## DATA FOR PROCESSING
+-------+
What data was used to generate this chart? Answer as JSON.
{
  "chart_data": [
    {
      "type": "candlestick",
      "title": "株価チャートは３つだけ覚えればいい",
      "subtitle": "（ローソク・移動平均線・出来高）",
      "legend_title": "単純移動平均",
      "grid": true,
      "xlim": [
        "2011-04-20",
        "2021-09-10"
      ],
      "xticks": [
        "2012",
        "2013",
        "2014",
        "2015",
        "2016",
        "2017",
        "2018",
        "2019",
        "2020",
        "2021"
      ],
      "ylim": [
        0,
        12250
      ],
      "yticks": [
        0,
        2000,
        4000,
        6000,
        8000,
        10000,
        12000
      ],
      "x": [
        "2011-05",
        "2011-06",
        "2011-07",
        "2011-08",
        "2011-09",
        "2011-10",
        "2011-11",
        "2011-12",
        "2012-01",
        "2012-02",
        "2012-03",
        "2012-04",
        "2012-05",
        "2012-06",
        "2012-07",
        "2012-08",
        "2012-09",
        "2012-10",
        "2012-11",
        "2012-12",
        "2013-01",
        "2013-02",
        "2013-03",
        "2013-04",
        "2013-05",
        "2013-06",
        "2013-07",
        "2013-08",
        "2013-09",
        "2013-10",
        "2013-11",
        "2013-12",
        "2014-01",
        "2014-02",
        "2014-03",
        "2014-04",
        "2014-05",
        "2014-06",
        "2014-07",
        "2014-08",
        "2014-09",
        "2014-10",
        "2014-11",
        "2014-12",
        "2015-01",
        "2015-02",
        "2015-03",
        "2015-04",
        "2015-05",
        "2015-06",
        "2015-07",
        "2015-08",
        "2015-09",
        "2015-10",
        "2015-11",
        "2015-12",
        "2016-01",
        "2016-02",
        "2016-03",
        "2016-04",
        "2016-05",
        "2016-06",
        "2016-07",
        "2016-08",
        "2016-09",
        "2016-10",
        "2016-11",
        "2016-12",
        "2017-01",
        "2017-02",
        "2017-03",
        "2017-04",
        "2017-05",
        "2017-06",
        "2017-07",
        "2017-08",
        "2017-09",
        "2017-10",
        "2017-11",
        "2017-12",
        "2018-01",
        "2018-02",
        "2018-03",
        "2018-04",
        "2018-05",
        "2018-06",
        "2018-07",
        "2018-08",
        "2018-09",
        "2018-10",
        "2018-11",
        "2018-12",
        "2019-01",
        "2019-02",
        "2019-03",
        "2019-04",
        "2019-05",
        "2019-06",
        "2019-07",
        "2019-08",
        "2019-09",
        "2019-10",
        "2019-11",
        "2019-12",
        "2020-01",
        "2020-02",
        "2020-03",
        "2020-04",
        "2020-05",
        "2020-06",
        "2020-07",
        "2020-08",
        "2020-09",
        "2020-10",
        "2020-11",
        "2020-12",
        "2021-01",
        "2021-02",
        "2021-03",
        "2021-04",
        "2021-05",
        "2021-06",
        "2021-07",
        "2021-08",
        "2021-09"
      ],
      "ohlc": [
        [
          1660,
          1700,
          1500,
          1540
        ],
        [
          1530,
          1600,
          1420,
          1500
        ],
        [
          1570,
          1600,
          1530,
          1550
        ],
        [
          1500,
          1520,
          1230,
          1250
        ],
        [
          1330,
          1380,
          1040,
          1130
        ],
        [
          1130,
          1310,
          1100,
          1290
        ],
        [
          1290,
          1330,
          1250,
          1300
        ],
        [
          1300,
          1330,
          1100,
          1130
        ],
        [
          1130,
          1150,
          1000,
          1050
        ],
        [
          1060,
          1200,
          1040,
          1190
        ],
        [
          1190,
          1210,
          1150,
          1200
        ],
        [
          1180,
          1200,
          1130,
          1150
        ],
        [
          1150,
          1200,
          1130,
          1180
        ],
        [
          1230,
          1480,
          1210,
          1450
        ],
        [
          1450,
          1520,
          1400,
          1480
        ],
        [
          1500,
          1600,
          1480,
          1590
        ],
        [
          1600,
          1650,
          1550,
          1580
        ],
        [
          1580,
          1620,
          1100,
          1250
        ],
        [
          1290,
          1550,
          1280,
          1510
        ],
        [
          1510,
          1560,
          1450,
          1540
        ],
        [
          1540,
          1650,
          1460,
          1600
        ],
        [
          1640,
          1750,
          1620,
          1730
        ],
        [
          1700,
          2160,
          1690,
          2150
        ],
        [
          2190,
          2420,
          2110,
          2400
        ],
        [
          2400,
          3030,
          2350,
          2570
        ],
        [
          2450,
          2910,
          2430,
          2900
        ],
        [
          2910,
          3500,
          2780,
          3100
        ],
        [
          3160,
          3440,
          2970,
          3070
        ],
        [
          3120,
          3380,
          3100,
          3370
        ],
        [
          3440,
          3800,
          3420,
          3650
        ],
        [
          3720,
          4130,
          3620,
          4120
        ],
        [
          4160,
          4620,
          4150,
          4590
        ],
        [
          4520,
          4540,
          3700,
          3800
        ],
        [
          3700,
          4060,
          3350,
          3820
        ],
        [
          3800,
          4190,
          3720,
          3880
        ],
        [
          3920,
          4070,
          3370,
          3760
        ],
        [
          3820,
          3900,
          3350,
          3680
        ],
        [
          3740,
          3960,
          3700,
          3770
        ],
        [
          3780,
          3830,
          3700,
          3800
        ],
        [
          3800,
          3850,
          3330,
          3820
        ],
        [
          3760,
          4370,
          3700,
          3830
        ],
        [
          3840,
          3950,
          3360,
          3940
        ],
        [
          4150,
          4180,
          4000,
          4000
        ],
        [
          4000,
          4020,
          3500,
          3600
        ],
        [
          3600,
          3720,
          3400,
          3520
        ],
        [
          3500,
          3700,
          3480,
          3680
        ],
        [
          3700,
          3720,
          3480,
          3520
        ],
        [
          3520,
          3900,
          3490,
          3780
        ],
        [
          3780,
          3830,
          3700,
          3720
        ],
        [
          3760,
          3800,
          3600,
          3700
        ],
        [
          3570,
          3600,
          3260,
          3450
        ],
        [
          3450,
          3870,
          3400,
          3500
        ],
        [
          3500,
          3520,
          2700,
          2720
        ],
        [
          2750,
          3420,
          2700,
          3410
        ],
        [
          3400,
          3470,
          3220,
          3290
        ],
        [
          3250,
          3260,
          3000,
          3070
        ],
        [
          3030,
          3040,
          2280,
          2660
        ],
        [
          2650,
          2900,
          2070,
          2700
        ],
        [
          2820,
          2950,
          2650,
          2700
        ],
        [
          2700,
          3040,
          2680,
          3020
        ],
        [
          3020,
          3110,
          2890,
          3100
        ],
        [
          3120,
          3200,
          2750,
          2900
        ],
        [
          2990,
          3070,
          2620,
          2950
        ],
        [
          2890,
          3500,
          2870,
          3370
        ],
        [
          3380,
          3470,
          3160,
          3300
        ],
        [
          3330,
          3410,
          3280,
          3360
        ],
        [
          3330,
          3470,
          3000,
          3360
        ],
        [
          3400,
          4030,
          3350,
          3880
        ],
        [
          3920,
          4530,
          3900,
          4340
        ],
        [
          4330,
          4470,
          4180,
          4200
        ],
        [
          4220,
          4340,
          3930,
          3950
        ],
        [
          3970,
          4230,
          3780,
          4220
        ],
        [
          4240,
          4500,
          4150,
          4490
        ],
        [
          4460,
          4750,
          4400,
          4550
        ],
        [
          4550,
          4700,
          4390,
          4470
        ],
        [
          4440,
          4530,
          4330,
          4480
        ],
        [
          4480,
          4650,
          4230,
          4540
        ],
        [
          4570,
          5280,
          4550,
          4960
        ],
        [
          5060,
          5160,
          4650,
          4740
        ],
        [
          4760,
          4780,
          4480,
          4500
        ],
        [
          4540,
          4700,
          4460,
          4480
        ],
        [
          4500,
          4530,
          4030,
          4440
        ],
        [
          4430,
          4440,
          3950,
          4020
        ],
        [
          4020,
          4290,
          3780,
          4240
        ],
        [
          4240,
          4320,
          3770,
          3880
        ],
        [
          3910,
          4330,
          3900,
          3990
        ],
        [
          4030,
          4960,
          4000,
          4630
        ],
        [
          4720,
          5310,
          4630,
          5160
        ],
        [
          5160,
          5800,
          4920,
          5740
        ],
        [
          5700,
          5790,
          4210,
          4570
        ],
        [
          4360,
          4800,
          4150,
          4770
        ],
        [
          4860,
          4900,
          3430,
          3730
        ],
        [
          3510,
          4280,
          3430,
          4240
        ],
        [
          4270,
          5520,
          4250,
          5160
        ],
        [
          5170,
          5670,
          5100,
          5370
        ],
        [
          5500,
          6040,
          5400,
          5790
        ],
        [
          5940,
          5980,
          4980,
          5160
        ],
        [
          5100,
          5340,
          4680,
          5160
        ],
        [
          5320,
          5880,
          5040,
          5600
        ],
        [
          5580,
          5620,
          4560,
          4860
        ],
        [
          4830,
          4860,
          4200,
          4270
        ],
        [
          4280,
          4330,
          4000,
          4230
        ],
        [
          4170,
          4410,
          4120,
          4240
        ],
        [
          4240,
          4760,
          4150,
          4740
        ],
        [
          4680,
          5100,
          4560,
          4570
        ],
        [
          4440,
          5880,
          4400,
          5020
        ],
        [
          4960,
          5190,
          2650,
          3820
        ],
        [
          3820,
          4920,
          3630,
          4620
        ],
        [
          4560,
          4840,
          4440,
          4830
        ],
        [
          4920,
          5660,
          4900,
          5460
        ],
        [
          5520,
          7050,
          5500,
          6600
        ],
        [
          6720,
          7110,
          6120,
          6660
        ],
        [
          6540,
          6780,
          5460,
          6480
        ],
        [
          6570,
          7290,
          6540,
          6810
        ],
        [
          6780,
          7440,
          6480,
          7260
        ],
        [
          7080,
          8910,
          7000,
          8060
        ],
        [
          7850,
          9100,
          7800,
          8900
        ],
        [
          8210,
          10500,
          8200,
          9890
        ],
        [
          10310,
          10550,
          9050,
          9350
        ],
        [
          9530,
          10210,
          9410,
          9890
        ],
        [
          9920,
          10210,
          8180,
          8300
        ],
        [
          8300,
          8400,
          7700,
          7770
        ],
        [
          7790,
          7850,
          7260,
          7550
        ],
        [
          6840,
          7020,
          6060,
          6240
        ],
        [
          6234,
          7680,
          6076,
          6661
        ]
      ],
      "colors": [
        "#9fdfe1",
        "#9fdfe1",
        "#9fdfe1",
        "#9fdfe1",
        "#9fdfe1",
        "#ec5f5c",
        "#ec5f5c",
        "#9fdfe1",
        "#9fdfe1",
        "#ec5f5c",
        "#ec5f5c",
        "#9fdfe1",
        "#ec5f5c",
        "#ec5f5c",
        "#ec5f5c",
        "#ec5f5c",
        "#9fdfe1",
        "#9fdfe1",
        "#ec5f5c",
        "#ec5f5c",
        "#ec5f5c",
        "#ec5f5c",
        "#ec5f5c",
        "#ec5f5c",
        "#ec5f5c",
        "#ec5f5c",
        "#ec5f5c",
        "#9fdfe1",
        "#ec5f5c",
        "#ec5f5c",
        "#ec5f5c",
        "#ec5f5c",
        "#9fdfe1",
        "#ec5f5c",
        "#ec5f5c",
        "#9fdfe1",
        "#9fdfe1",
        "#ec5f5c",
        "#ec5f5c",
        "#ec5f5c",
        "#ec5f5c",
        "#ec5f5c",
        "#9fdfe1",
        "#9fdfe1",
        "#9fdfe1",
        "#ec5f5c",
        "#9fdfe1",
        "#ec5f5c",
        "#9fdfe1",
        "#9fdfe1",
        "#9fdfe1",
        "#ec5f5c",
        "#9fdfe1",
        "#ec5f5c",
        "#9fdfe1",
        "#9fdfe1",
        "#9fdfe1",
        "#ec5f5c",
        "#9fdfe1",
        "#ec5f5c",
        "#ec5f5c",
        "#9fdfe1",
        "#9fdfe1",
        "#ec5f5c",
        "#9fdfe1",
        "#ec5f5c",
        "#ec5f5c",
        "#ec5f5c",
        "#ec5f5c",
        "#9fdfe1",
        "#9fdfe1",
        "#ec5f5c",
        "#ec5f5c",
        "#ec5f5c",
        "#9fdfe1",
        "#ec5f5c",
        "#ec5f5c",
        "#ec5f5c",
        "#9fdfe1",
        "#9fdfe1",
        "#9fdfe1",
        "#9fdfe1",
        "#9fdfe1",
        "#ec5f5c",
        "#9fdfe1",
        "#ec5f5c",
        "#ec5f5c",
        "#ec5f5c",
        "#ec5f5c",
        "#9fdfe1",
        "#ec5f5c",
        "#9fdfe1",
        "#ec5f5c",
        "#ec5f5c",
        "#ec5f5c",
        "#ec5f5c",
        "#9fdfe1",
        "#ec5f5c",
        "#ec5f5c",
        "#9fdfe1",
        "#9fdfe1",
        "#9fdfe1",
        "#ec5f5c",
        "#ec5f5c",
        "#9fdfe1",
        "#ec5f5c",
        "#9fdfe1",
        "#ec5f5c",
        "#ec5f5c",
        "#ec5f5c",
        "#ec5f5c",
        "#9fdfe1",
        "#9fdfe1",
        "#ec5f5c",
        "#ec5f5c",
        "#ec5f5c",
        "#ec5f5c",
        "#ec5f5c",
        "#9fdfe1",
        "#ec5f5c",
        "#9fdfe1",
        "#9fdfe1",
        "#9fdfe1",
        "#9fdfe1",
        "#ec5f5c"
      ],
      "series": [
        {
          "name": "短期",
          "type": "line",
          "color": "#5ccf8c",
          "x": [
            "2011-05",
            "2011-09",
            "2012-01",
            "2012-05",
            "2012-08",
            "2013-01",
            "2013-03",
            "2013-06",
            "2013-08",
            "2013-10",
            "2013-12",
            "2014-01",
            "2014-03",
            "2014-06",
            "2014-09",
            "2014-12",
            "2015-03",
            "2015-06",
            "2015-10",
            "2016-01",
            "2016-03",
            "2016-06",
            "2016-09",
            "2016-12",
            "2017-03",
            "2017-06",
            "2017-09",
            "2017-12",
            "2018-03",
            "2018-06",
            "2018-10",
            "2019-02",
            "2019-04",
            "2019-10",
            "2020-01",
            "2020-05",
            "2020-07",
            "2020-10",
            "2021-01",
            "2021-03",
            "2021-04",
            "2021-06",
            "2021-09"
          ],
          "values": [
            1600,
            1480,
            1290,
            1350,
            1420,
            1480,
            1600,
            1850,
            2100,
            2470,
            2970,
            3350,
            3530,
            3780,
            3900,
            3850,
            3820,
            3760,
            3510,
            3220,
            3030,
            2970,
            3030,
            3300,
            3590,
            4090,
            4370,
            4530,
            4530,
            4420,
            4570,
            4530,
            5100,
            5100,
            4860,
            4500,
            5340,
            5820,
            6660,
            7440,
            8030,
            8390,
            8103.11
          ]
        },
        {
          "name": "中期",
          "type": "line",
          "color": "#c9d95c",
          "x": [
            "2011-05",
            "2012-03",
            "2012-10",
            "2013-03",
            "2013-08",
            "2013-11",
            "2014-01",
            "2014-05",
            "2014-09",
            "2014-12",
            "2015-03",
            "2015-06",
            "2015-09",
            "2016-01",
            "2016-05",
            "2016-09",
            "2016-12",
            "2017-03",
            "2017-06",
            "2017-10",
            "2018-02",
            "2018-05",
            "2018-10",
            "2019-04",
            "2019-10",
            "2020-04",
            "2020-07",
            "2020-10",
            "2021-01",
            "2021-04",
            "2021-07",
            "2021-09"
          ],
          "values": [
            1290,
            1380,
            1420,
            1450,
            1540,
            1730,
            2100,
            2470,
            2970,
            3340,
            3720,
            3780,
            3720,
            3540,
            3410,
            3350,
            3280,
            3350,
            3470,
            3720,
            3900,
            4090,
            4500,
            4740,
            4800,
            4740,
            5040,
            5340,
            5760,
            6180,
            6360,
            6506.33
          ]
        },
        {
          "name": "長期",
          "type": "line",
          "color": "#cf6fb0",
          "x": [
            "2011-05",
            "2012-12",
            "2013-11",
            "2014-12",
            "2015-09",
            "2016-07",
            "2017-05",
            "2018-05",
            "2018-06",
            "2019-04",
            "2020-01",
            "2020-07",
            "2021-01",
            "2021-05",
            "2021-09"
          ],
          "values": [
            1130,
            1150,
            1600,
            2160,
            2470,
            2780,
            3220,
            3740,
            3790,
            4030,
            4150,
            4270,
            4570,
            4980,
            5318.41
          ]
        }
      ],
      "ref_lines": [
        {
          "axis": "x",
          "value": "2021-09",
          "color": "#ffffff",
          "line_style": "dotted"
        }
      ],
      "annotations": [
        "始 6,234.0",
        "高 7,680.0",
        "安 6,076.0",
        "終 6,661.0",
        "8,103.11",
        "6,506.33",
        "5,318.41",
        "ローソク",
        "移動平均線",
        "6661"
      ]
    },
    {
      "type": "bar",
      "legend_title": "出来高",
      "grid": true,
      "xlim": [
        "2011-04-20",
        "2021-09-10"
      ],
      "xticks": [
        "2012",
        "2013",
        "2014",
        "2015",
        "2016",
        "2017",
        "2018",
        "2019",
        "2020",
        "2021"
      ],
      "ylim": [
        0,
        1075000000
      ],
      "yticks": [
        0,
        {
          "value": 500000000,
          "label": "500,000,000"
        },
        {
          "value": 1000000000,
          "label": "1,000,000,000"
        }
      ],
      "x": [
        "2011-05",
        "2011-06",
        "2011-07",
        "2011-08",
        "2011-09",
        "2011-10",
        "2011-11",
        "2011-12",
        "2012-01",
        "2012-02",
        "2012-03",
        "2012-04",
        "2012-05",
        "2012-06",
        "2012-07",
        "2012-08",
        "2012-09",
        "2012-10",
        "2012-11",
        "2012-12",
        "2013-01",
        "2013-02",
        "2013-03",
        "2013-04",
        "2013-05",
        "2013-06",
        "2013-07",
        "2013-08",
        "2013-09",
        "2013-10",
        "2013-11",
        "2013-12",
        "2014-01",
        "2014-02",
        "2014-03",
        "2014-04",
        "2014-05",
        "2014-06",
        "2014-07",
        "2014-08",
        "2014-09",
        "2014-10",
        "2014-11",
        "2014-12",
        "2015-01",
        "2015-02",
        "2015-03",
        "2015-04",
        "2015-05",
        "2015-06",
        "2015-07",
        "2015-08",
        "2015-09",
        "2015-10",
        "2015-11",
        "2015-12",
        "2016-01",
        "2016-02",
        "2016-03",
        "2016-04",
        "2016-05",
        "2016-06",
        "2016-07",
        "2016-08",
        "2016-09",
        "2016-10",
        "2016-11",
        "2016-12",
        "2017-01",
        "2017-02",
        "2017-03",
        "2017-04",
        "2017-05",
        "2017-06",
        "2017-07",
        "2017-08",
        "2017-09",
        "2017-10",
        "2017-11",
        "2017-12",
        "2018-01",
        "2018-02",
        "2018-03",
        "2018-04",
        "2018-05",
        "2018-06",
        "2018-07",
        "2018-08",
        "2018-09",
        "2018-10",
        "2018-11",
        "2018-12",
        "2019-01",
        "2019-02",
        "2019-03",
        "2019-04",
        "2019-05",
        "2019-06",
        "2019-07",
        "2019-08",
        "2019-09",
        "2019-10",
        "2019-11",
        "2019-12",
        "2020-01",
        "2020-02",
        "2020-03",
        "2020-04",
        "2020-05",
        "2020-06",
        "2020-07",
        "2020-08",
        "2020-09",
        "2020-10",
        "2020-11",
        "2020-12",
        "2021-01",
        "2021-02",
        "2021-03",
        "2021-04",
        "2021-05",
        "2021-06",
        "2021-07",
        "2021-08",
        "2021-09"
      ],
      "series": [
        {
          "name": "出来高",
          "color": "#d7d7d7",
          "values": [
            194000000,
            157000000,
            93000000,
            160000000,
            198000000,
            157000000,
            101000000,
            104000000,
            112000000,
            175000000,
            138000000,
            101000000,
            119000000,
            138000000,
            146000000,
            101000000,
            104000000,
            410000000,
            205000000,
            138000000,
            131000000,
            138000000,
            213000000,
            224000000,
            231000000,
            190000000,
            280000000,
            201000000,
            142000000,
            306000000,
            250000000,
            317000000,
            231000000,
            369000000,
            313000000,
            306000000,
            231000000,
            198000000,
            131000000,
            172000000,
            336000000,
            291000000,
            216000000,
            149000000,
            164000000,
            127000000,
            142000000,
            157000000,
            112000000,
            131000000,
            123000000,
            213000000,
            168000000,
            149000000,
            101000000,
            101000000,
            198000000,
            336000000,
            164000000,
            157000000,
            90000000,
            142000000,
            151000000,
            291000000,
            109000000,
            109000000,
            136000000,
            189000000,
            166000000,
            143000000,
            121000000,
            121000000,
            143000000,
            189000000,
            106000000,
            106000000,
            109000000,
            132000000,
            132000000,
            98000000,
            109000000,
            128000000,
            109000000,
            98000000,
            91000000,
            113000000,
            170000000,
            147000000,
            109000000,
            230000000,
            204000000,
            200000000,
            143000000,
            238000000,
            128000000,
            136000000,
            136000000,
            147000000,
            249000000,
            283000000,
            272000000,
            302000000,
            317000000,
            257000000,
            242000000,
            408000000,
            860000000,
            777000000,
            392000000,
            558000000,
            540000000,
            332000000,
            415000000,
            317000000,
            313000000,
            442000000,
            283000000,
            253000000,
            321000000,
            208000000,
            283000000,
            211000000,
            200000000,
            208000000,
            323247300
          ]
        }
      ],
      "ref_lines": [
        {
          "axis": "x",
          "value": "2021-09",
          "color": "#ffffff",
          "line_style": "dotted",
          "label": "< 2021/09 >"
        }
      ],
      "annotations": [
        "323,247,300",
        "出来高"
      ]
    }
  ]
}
+-------+
## WHAT IS BEING ASKED
Using the records above, copy every line that has the word "dotted" in it.

## COMPLETE ANSWER
          "line_style": "dotted"
          "line_style": "dotted",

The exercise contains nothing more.